| TASK TO COMPLETE |
Beneath this task is a listing. State how many of its lines include the string "Welke", giving nothing but the number.

| SUPPLIED RECORDS |
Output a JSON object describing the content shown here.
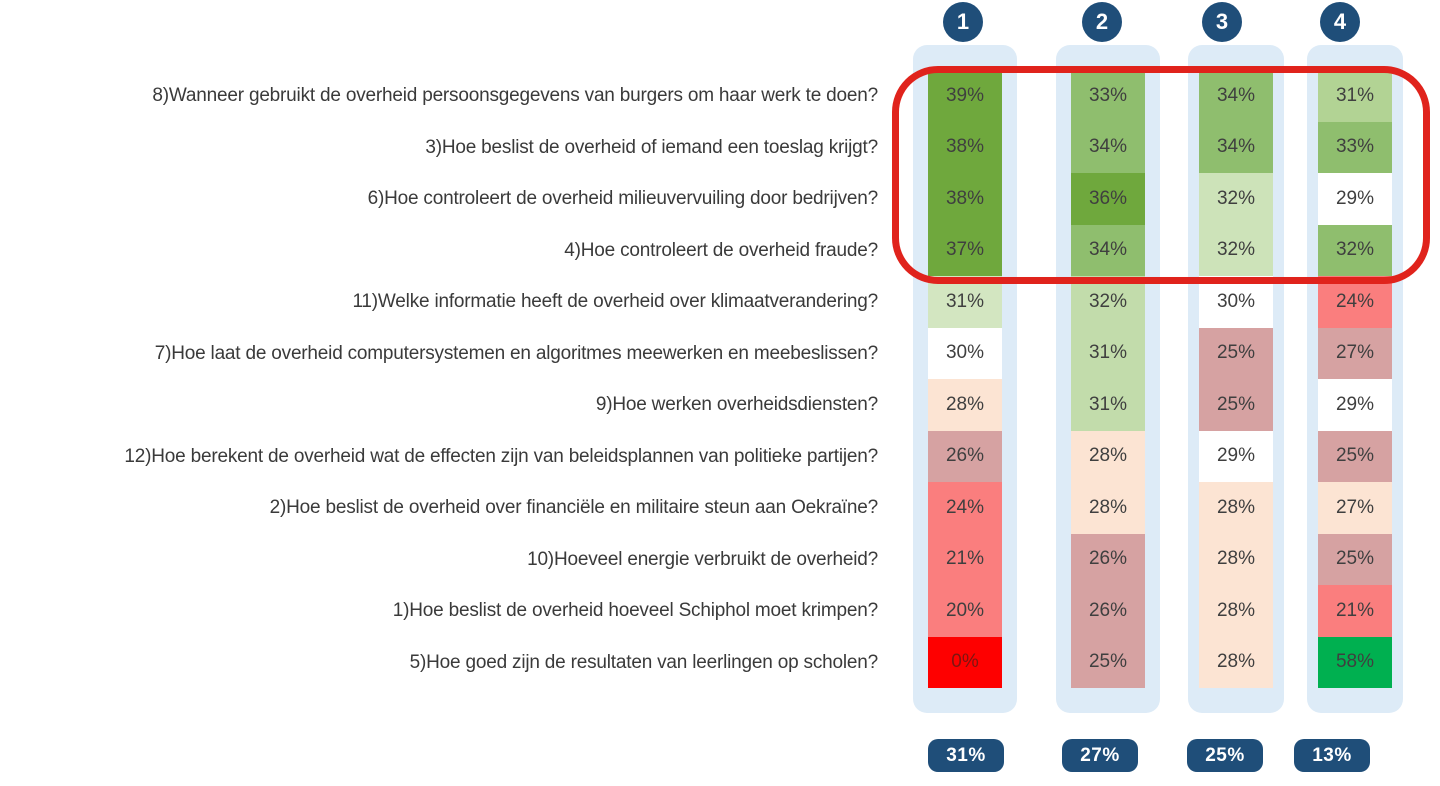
{
  "ui": {
    "track_color": "#ddebf7",
    "badge_color": "#1f4e79",
    "badge_text_color": "#ffffff",
    "highlight_color": "#e0231c",
    "label_text_color": "#3a3a3a",
    "cell_text_color": "#3f3f3f"
  },
  "rows": [
    "8)Wanneer gebruikt de overheid persoonsgegevens van burgers om haar werk te doen?",
    "3)Hoe beslist de overheid of iemand een toeslag krijgt?",
    "6)Hoe controleert de overheid milieuvervuiling door bedrijven?",
    "4)Hoe controleert de overheid fraude?",
    "11)Welke informatie heeft de overheid over klimaatverandering?",
    "7)Hoe laat de overheid computersystemen en algoritmes meewerken en meebeslissen?",
    "9)Hoe werken overheidsdiensten?",
    "12)Hoe berekent de overheid wat de effecten zijn van beleidsplannen van politieke partijen?",
    "2)Hoe beslist de overheid over financiële en militaire steun aan Oekraïne?",
    "10)Hoeveel energie verbruikt de overheid?",
    "1)Hoe beslist de overheid hoeveel Schiphol moet krimpen?",
    "5)Hoe goed zijn de resultaten van leerlingen op scholen?"
  ],
  "columns": [
    {
      "header": "1",
      "total": "31%",
      "cells": [
        {
          "v": "39%",
          "c": "#6fa83d"
        },
        {
          "v": "38%",
          "c": "#6fa83d"
        },
        {
          "v": "38%",
          "c": "#6fa83d"
        },
        {
          "v": "37%",
          "c": "#6fa83d"
        },
        {
          "v": "31%",
          "c": "#d3e6c1"
        },
        {
          "v": "30%",
          "c": "#ffffff"
        },
        {
          "v": "28%",
          "c": "#fce4d3"
        },
        {
          "v": "26%",
          "c": "#d6a2a2"
        },
        {
          "v": "24%",
          "c": "#fa7e7e"
        },
        {
          "v": "21%",
          "c": "#fa7e7e"
        },
        {
          "v": "20%",
          "c": "#fa7e7e"
        },
        {
          "v": "0%",
          "c": "#fe0000",
          "t": "#7d1511"
        }
      ]
    },
    {
      "header": "2",
      "total": "27%",
      "cells": [
        {
          "v": "33%",
          "c": "#8fbe6e"
        },
        {
          "v": "34%",
          "c": "#8fbe6e"
        },
        {
          "v": "36%",
          "c": "#6fa83d"
        },
        {
          "v": "34%",
          "c": "#8fbe6e"
        },
        {
          "v": "32%",
          "c": "#c2dcab"
        },
        {
          "v": "31%",
          "c": "#c2dcab"
        },
        {
          "v": "31%",
          "c": "#c2dcab"
        },
        {
          "v": "28%",
          "c": "#fce4d3"
        },
        {
          "v": "28%",
          "c": "#fce4d3"
        },
        {
          "v": "26%",
          "c": "#d6a2a2"
        },
        {
          "v": "26%",
          "c": "#d6a2a2"
        },
        {
          "v": "25%",
          "c": "#d6a2a2"
        }
      ]
    },
    {
      "header": "3",
      "total": "25%",
      "cells": [
        {
          "v": "34%",
          "c": "#8fbe6e"
        },
        {
          "v": "34%",
          "c": "#8fbe6e"
        },
        {
          "v": "32%",
          "c": "#cde3b9"
        },
        {
          "v": "32%",
          "c": "#cde3b9"
        },
        {
          "v": "30%",
          "c": "#ffffff"
        },
        {
          "v": "25%",
          "c": "#d6a2a2"
        },
        {
          "v": "25%",
          "c": "#d6a2a2"
        },
        {
          "v": "29%",
          "c": "#ffffff"
        },
        {
          "v": "28%",
          "c": "#fce4d3"
        },
        {
          "v": "28%",
          "c": "#fce4d3"
        },
        {
          "v": "28%",
          "c": "#fce4d3"
        },
        {
          "v": "28%",
          "c": "#fce4d3"
        }
      ]
    },
    {
      "header": "4",
      "total": "13%",
      "cells": [
        {
          "v": "31%",
          "c": "#b2d394"
        },
        {
          "v": "33%",
          "c": "#8fbe6e"
        },
        {
          "v": "29%",
          "c": "#ffffff"
        },
        {
          "v": "32%",
          "c": "#8fbe6e"
        },
        {
          "v": "24%",
          "c": "#fa7e7e"
        },
        {
          "v": "27%",
          "c": "#d6a2a2"
        },
        {
          "v": "29%",
          "c": "#ffffff"
        },
        {
          "v": "25%",
          "c": "#d6a2a2"
        },
        {
          "v": "27%",
          "c": "#fce4d3"
        },
        {
          "v": "25%",
          "c": "#d6a2a2"
        },
        {
          "v": "21%",
          "c": "#fa7e7e"
        },
        {
          "v": "58%",
          "c": "#00b050"
        }
      ]
    }
  ],
  "chart_data": {
    "type": "heatmap",
    "title": "",
    "rows": [
      "8)Wanneer gebruikt de overheid persoonsgegevens van burgers om haar werk te doen?",
      "3)Hoe beslist de overheid of iemand een toeslag krijgt?",
      "6)Hoe controleert de overheid milieuvervuiling door bedrijven?",
      "4)Hoe controleert de overheid fraude?",
      "11)Welke informatie heeft de overheid over klimaatverandering?",
      "7)Hoe laat de overheid computersystemen en algoritmes meewerken en meebeslissen?",
      "9)Hoe werken overheidsdiensten?",
      "12)Hoe berekent de overheid wat de effecten zijn van beleidsplannen van politieke partijen?",
      "2)Hoe beslist de overheid over financiële en militaire steun aan Oekraïne?",
      "10)Hoeveel energie verbruikt de overheid?",
      "1)Hoe beslist de overheid hoeveel Schiphol moet krimpen?",
      "5)Hoe goed zijn de resultaten van leerlingen op scholen?"
    ],
    "columns": [
      "1",
      "2",
      "3",
      "4"
    ],
    "values_percent": [
      [
        39,
        33,
        34,
        31
      ],
      [
        38,
        34,
        34,
        33
      ],
      [
        38,
        36,
        32,
        29
      ],
      [
        37,
        34,
        32,
        32
      ],
      [
        31,
        32,
        30,
        24
      ],
      [
        30,
        31,
        25,
        27
      ],
      [
        28,
        31,
        25,
        29
      ],
      [
        26,
        28,
        29,
        25
      ],
      [
        24,
        28,
        28,
        27
      ],
      [
        21,
        26,
        28,
        25
      ],
      [
        20,
        26,
        28,
        21
      ],
      [
        0,
        25,
        28,
        58
      ]
    ],
    "column_totals_percent": [
      31,
      27,
      25,
      13
    ],
    "color_scale": "green (high) to white to red (low)",
    "annotation": "red rounded rectangle highlighting the top 4 rows across all 4 columns",
    "legend": "none",
    "grid": "off"
  }
}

| COMPLETED EXERCISE |
2